Report each line of the listing below that holds "this".

─── Dataset excerpts

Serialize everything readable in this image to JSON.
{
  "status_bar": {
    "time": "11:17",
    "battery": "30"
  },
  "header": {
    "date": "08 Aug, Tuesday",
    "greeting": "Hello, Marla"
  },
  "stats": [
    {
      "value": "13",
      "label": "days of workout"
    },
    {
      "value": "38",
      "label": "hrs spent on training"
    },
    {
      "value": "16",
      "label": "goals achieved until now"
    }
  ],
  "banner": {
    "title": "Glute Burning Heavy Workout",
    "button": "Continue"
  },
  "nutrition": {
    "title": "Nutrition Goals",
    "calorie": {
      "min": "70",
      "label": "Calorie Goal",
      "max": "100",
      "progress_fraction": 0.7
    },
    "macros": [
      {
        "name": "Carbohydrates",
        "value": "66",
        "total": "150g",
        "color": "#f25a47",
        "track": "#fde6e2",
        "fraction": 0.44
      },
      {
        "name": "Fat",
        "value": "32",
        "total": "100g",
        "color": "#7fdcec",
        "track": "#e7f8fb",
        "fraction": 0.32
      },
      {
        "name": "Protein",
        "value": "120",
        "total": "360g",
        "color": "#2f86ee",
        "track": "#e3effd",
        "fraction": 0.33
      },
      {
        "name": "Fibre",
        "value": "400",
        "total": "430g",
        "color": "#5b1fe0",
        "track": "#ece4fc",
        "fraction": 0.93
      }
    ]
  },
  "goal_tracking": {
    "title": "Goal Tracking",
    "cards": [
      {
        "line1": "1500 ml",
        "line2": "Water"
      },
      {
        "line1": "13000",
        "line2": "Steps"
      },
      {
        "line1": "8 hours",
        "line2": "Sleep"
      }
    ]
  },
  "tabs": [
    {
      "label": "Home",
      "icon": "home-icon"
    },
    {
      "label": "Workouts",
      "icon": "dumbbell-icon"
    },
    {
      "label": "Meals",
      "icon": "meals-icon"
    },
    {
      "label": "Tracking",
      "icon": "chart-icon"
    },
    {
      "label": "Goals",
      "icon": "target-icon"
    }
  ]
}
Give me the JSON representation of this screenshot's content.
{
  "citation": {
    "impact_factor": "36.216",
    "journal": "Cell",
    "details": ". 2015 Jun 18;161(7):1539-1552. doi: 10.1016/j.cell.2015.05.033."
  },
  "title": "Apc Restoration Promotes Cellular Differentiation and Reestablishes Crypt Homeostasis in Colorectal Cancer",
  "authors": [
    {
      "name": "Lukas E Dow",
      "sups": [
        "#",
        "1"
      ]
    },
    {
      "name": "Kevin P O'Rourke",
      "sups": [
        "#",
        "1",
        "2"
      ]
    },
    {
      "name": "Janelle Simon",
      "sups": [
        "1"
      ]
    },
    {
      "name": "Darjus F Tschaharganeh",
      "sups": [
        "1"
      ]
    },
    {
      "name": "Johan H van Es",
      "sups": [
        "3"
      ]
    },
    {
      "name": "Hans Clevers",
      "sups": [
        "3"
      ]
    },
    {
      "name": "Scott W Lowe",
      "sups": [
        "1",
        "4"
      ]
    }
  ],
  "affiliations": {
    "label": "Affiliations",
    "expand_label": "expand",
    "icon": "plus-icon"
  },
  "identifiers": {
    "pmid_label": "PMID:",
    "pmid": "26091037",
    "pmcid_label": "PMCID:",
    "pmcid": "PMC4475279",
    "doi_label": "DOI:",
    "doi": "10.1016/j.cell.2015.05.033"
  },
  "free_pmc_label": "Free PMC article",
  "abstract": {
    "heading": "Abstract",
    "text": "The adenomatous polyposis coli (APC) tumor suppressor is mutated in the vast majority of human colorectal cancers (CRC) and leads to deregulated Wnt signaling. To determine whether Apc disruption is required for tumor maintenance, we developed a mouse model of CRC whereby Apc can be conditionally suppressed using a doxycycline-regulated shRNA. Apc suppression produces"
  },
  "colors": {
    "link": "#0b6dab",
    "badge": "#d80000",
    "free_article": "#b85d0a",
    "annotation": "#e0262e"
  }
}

──────

* [Response]
Serialize everything readable in this image to JSON.
Give me the JSON representation of this screenshot's content.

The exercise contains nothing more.